■ Task statement
Check each line for the word "wartości" and give how many have it. Say nothing else.

■ Excerpted data
* * * *

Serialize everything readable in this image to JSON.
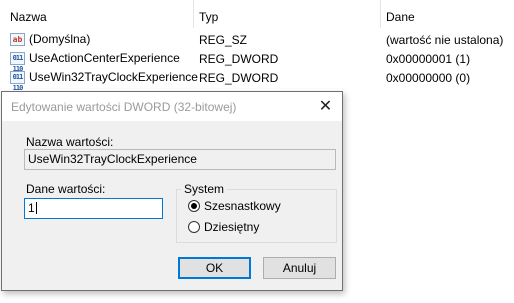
{
  "columns": {
    "name": "Nazwa",
    "type": "Typ",
    "data": "Dane"
  },
  "values": [
    {
      "icon": "ab",
      "name": "(Domyślna)",
      "type": "REG_SZ",
      "data": "(wartość nie ustalona)"
    },
    {
      "icon": "bin",
      "name": "UseActionCenterExperience",
      "type": "REG_DWORD",
      "data": "0x00000001 (1)"
    },
    {
      "icon": "bin",
      "name": "UseWin32TrayClockExperience",
      "type": "REG_DWORD",
      "data": "0x00000000 (0)"
    }
  ],
  "icons": {
    "ab": "ab",
    "bin": "011 110"
  },
  "dialog": {
    "title": "Edytowanie wartości DWORD (32-bitowej)",
    "close_glyph": "✕",
    "value_name_label": "Nazwa wartości:",
    "value_name": "UseWin32TrayClockExperience",
    "value_data_label": "Dane wartości:",
    "value_data": "1",
    "base_label": "System",
    "base_options": {
      "hex": "Szesnastkowy",
      "dec": "Dziesiętny"
    },
    "base_selected": "hex",
    "ok_label": "OK",
    "cancel_label": "Anuluj"
  },
  "colors": {
    "accent": "#0078d7",
    "dialog_bg": "#f0f0f0"
  }
}
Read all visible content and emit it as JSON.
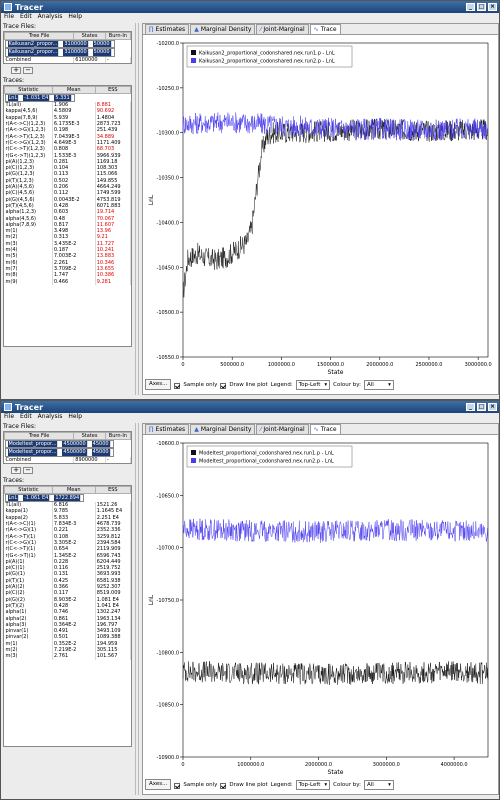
{
  "windows": [
    {
      "title": "Tracer",
      "menu": [
        "File",
        "Edit",
        "Analysis",
        "Help"
      ],
      "trace_files_label": "Trace Files:",
      "trace_file_headers": [
        "Tree File",
        "States",
        "Burn-In"
      ],
      "trace_files": [
        [
          "Kaikusan2_propor...",
          "3100000",
          "50000"
        ],
        [
          "Kaikusan2_propor...",
          "3100000",
          "50000"
        ],
        [
          "Combined",
          "6100000",
          "-"
        ]
      ],
      "trace_files_selected": [
        0,
        1
      ],
      "add_label": "+",
      "remove_label": "−",
      "traces_label": "Traces:",
      "trace_headers": [
        "Statistic",
        "Mean",
        "ESS"
      ],
      "traces": [
        [
          "LnL",
          "-1.031 E4",
          "5.331"
        ],
        [
          "TL(all)",
          "1.906",
          "8.881"
        ],
        [
          "kappa(4,5,6)",
          "4.5809",
          "90.692"
        ],
        [
          "kappa(7,8,9)",
          "5.939",
          "1.4804"
        ],
        [
          "r(A<->C)(1,2,3)",
          "6.1735E-3",
          "2873.723"
        ],
        [
          "r(A<->G)(1,2,3)",
          "0.198",
          "251.439"
        ],
        [
          "r(A<->T)(1,2,3)",
          "7.0439E-3",
          "34.889"
        ],
        [
          "r(C<->G)(1,2,3)",
          "4.649E-3",
          "1171.409"
        ],
        [
          "r(C<->T)(1,2,3)",
          "0.808",
          "68.703"
        ],
        [
          "r(G<->T)(1,2,3)",
          "1.533E-3",
          "3966.939"
        ],
        [
          "pi(A)(1,2,3)",
          "0.281",
          "1169.18"
        ],
        [
          "pi(C)(1,2,3)",
          "0.104",
          "108.303"
        ],
        [
          "pi(G)(1,2,3)",
          "0.113",
          "115.066"
        ],
        [
          "pi(T)(1,2,3)",
          "0.502",
          "149.855"
        ],
        [
          "pi(A)(4,5,6)",
          "0.206",
          "4664.249"
        ],
        [
          "pi(C)(4,5,6)",
          "0.112",
          "1749.599"
        ],
        [
          "pi(G)(4,5,6)",
          "0.0043E-2",
          "4753.819"
        ],
        [
          "pi(T)(4,5,6)",
          "0.428",
          "6071.883"
        ],
        [
          "alpha(1,2,3)",
          "0.603",
          "19.714"
        ],
        [
          "alpha(4,5,6)",
          "0.48",
          "70.067"
        ],
        [
          "alpha(7,8,9)",
          "0.817",
          "11.607"
        ],
        [
          "m(1)",
          "3.498",
          "13.96"
        ],
        [
          "m(2)",
          "0.313",
          "9.21"
        ],
        [
          "m(3)",
          "3.435E-2",
          "11.727"
        ],
        [
          "m(4)",
          "0.187",
          "10.241"
        ],
        [
          "m(5)",
          "7.003E-2",
          "13.883"
        ],
        [
          "m(6)",
          "2.261",
          "10.346"
        ],
        [
          "m(7)",
          "3.709E-2",
          "13.655"
        ],
        [
          "m(8)",
          "1.747",
          "10.386"
        ],
        [
          "m(9)",
          "0.466",
          "9.281"
        ]
      ],
      "trace_ess_red": [
        0,
        1,
        2,
        6,
        8,
        18,
        19,
        20,
        21,
        22,
        23,
        24,
        25,
        26,
        27,
        28,
        29
      ],
      "tabs": [
        "Estimates",
        "Marginal Density",
        "Joint-Marginal",
        "Trace"
      ],
      "active_tab": 3,
      "legend": [
        "Kaikusan2_proportional_codonshared.nex.run1.p - LnL",
        "Kaikusan2_proportional_codonshared.nex.run2.p - LnL"
      ],
      "controls": {
        "axes": "Axes...",
        "sample_only": "Sample only",
        "draw_line": "Draw line plot",
        "legend_label": "Legend:",
        "legend_value": "Top-Left",
        "colour_label": "Colour by:",
        "colour_value": "All"
      },
      "colors": {
        "series1": "#111111",
        "series2": "#4a3cf0"
      },
      "chart_data": {
        "type": "line",
        "xlabel": "State",
        "ylabel": "LnL",
        "xlim": [
          0,
          3100000
        ],
        "ylim": [
          -10550,
          -10200
        ],
        "xticks": [
          "0",
          "500000.0",
          "1000000.0",
          "1500000.0",
          "2000000.0",
          "2500000.0",
          "3000000.0"
        ],
        "yticks": [
          "-10200.0",
          "-10250.0",
          "-10300.0",
          "-10350.0",
          "-10400.0",
          "-10450.0",
          "-10500.0",
          "-10550.0"
        ],
        "series": [
          {
            "name": "Kaikusan2_proportional_codonshared.nex.run1.p - LnL",
            "color": "#111111",
            "x": [
              0,
              50000,
              150000,
              250000,
              350000,
              450000,
              550000,
              650000,
              700000,
              750000,
              800000,
              850000,
              900000,
              1000000,
              1500000,
              2000000,
              2500000,
              3000000
            ],
            "y": [
              -10480,
              -10440,
              -10435,
              -10440,
              -10442,
              -10438,
              -10430,
              -10422,
              -10405,
              -10360,
              -10320,
              -10305,
              -10300,
              -10300,
              -10298,
              -10296,
              -10298,
              -10297
            ]
          },
          {
            "name": "Kaikusan2_proportional_codonshared.nex.run2.p - LnL",
            "color": "#4a3cf0",
            "x": [
              0,
              500000,
              1000000,
              1500000,
              2000000,
              2500000,
              3000000
            ],
            "y": [
              -10290,
              -10288,
              -10292,
              -10295,
              -10296,
              -10297,
              -10296
            ]
          }
        ]
      }
    },
    {
      "title": "Tracer",
      "menu": [
        "File",
        "Edit",
        "Analysis",
        "Help"
      ],
      "trace_files_label": "Trace Files:",
      "trace_file_headers": [
        "Tree File",
        "States",
        "Burn-In"
      ],
      "trace_files": [
        [
          "Modeltest_propor...",
          "4500000",
          "45000"
        ],
        [
          "Modeltest_propor...",
          "4500000",
          "45000"
        ],
        [
          "Combined",
          "8900000",
          "-"
        ]
      ],
      "trace_files_selected": [
        0,
        1
      ],
      "add_label": "+",
      "remove_label": "−",
      "traces_label": "Traces:",
      "trace_headers": [
        "Statistic",
        "Mean",
        "ESS"
      ],
      "traces": [
        [
          "LnL",
          "-1.061 E4",
          "1722.894"
        ],
        [
          "TL(all)",
          "6.816",
          "1521.26"
        ],
        [
          "kappa(1)",
          "9.785",
          "1.1645 E4"
        ],
        [
          "kappa(2)",
          "5.833",
          "2.251 E4"
        ],
        [
          "r(A<->C)(1)",
          "7.834E-3",
          "4678.739"
        ],
        [
          "r(A<->G)(1)",
          "0.221",
          "2352.336"
        ],
        [
          "r(A<->T)(1)",
          "0.108",
          "3259.812"
        ],
        [
          "r(C<->G)(1)",
          "3.305E-2",
          "2394.584"
        ],
        [
          "r(C<->T)(1)",
          "0.654",
          "2119.909"
        ],
        [
          "r(G<->T)(1)",
          "1.345E-2",
          "6596.743"
        ],
        [
          "pi(A)(1)",
          "0.228",
          "6204.449"
        ],
        [
          "pi(C)(1)",
          "0.116",
          "2519.752"
        ],
        [
          "pi(G)(1)",
          "0.131",
          "3693.993"
        ],
        [
          "pi(T)(1)",
          "0.425",
          "6581.938"
        ],
        [
          "pi(A)(2)",
          "0.366",
          "9252.307"
        ],
        [
          "pi(C)(2)",
          "0.117",
          "8519.009"
        ],
        [
          "pi(G)(2)",
          "8.903E-2",
          "1.081 E4"
        ],
        [
          "pi(T)(2)",
          "0.428",
          "1.041 E4"
        ],
        [
          "alpha(1)",
          "0.746",
          "1302.247"
        ],
        [
          "alpha(2)",
          "0.861",
          "1963.134"
        ],
        [
          "alpha(3)",
          "0.364E-2",
          "196.797"
        ],
        [
          "pinvar(1)",
          "0.491",
          "3493.109"
        ],
        [
          "pinvar(2)",
          "0.501",
          "1089.388"
        ],
        [
          "m(1)",
          "0.352E-2",
          "194.959"
        ],
        [
          "m(2)",
          "7.219E-2",
          "305.115"
        ],
        [
          "m(3)",
          "2.761",
          "101.567"
        ]
      ],
      "trace_ess_red": [],
      "tabs": [
        "Estimates",
        "Marginal Density",
        "Joint-Marginal",
        "Trace"
      ],
      "active_tab": 3,
      "legend": [
        "Modeltest_proportional_codonshared.nex.run1.p - LnL",
        "Modeltest_proportional_codonshared.nex.run2.p - LnL"
      ],
      "controls": {
        "axes": "Axes...",
        "sample_only": "Sample only",
        "draw_line": "Draw line plot",
        "legend_label": "Legend:",
        "legend_value": "Top-Left",
        "colour_label": "Colour by:",
        "colour_value": "All"
      },
      "colors": {
        "series1": "#111111",
        "series2": "#4a3cf0"
      },
      "chart_data": {
        "type": "line",
        "xlabel": "State",
        "ylabel": "LnL",
        "xlim": [
          0,
          4500000
        ],
        "ylim": [
          -10900,
          -10600
        ],
        "xticks": [
          "0",
          "1000000.0",
          "2000000.0",
          "3000000.0",
          "4000000.0"
        ],
        "yticks": [
          "-10600.0",
          "-10650.0",
          "-10700.0",
          "-10750.0",
          "-10800.0",
          "-10850.0",
          "-10900.0"
        ],
        "series": [
          {
            "name": "Modeltest_proportional_codonshared.nex.run1.p - LnL",
            "color": "#111111",
            "x": [
              0,
              1000000,
              2000000,
              3000000,
              4000000,
              4500000
            ],
            "y": [
              -10818,
              -10820,
              -10821,
              -10820,
              -10819,
              -10820
            ]
          },
          {
            "name": "Modeltest_proportional_codonshared.nex.run2.p - LnL",
            "color": "#4a3cf0",
            "x": [
              0,
              1000000,
              2000000,
              3000000,
              4000000,
              4500000
            ],
            "y": [
              -10682,
              -10684,
              -10685,
              -10683,
              -10684,
              -10685
            ]
          }
        ]
      }
    }
  ]
}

* * * *

■ Result below
3